-------- DATA FOR THIS TASK --------
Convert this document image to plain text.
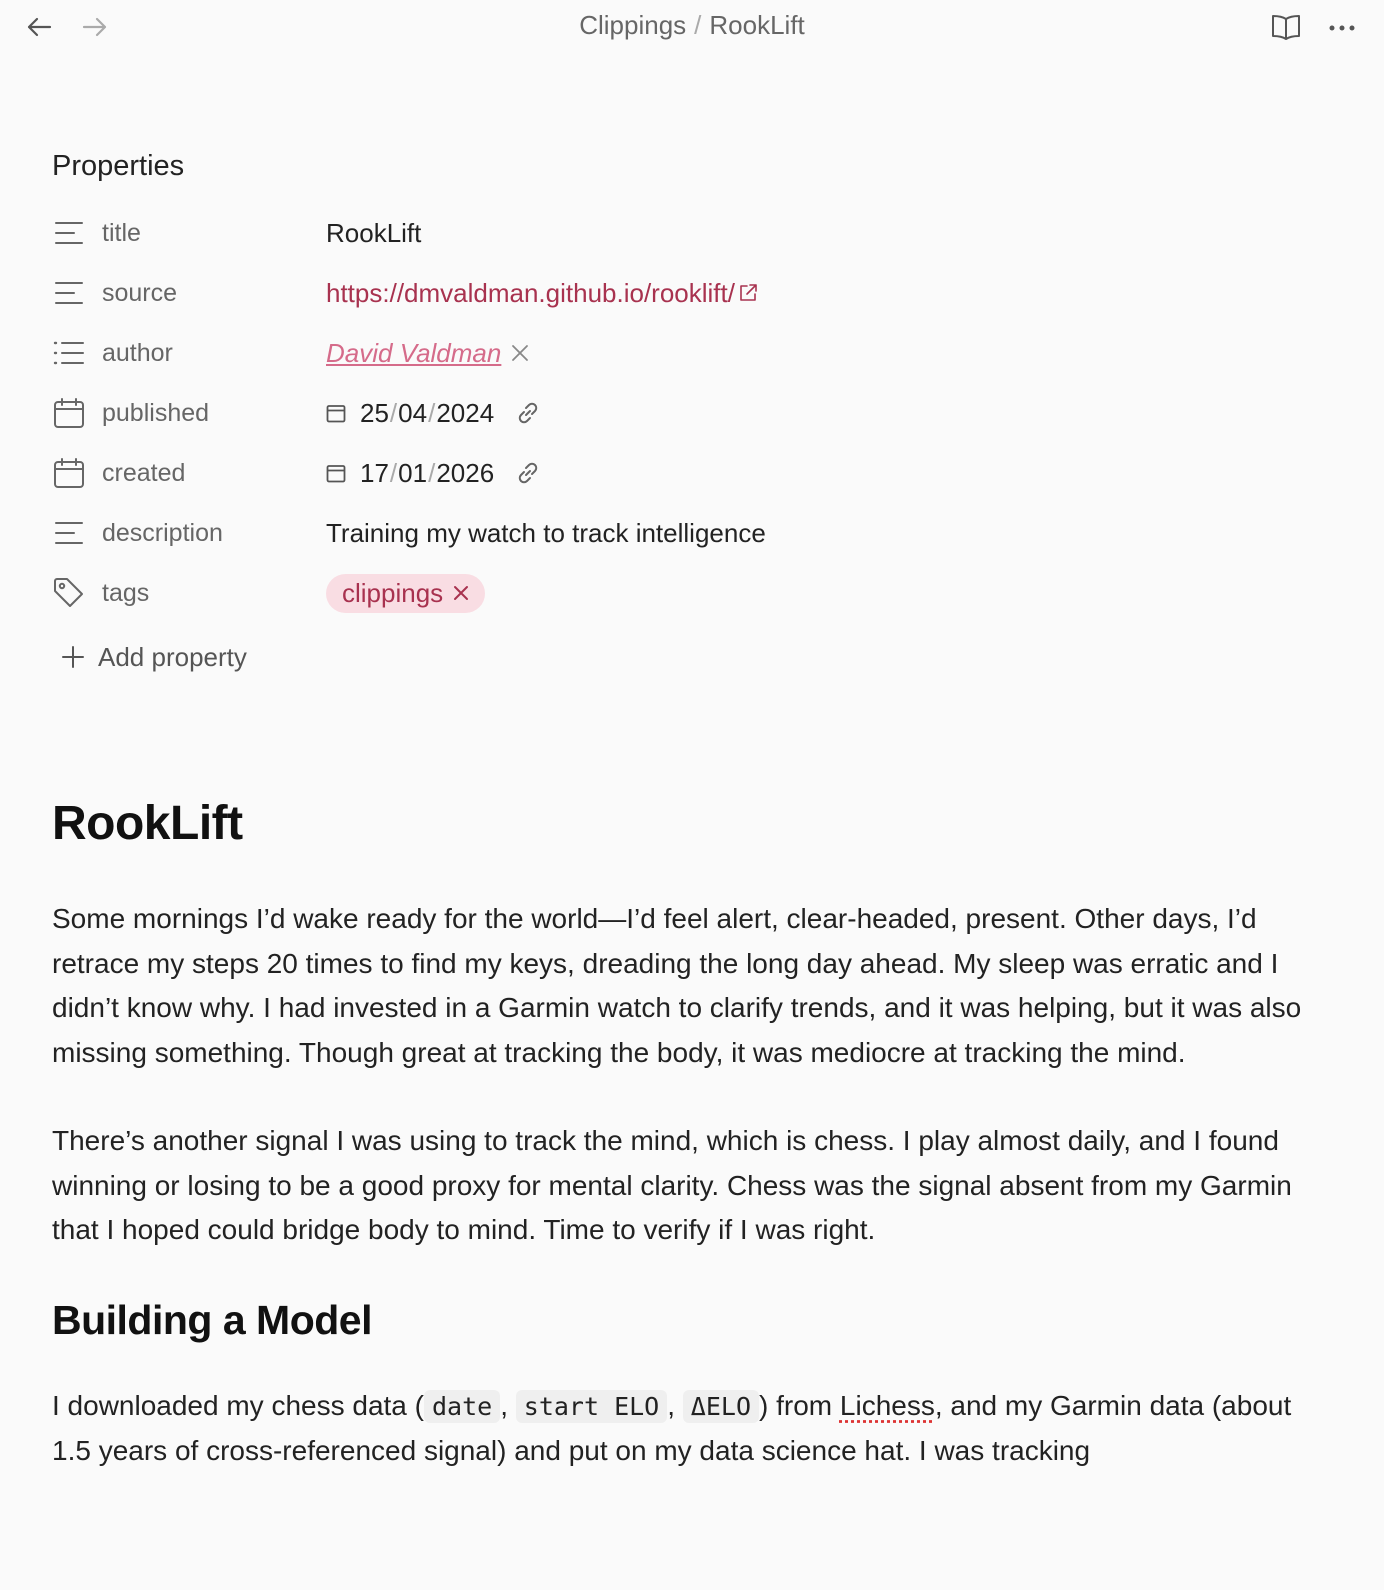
Clippings / RookLift
Properties
title	RookLift
source	https://dmvaldman.github.io/rooklift/
author	David Valdman
published	25 / 04 / 2024
created	17 / 01 / 2026
description	Training my watch to track intelligence
tags	clippings
Add property
RookLift

Some mornings I’d wake ready for the world—I’d feel alert, clear-headed, present. Other days, I’d retrace my steps 20 times to find my keys, dreading the long day ahead. My sleep was erratic and I didn’t know why. I had invested in a Garmin watch to clarify trends, and it was helping, but it was also missing something. Though great at tracking the body, it was mediocre at tracking the mind.

There’s another signal I was using to track the mind, which is chess. I play almost daily, and I found winning or losing to be a good proxy for mental clarity. Chess was the signal absent from my Garmin that I hoped could bridge body to mind. Time to verify if I was right.

Building a Model

I downloaded my chess data ( date , start ELO , ΔELO ) from Lichess, and my Garmin data (about 1.5 years of cross-referenced signal) and put on my data science hat. I was tracking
--------
WRITTEN INSTRUCTION: From the records given above, reproduce all text exactly and exclude each picture.

OUTPUT:
Convert this document image to plain text.
Clippings / RookLift
Properties
title	RookLift
source	https://dmvaldman.github.io/rooklift/
author	David Valdman
published	25 / 04 / 2024
created	17 / 01 / 2026
description	Training my watch to track intelligence
tags	clippings
Add property
RookLift

Some mornings I’d wake ready for the world—I’d feel alert, clear-headed, present. Other days, I’d retrace my steps 20 times to find my keys, dreading the long day ahead. My sleep was erratic and I didn’t know why. I had invested in a Garmin watch to clarify trends, and it was helping, but it was also missing something. Though great at tracking the body, it was mediocre at tracking the mind.

There’s another signal I was using to track the mind, which is chess. I play almost daily, and I found winning or losing to be a good proxy for mental clarity. Chess was the signal absent from my Garmin that I hoped could bridge body to mind. Time to verify if I was right.

Building a Model

I downloaded my chess data ( date , start ELO , ΔELO ) from Lichess, and my Garmin data (about 1.5 years of cross-referenced signal) and put on my data science hat. I was tracking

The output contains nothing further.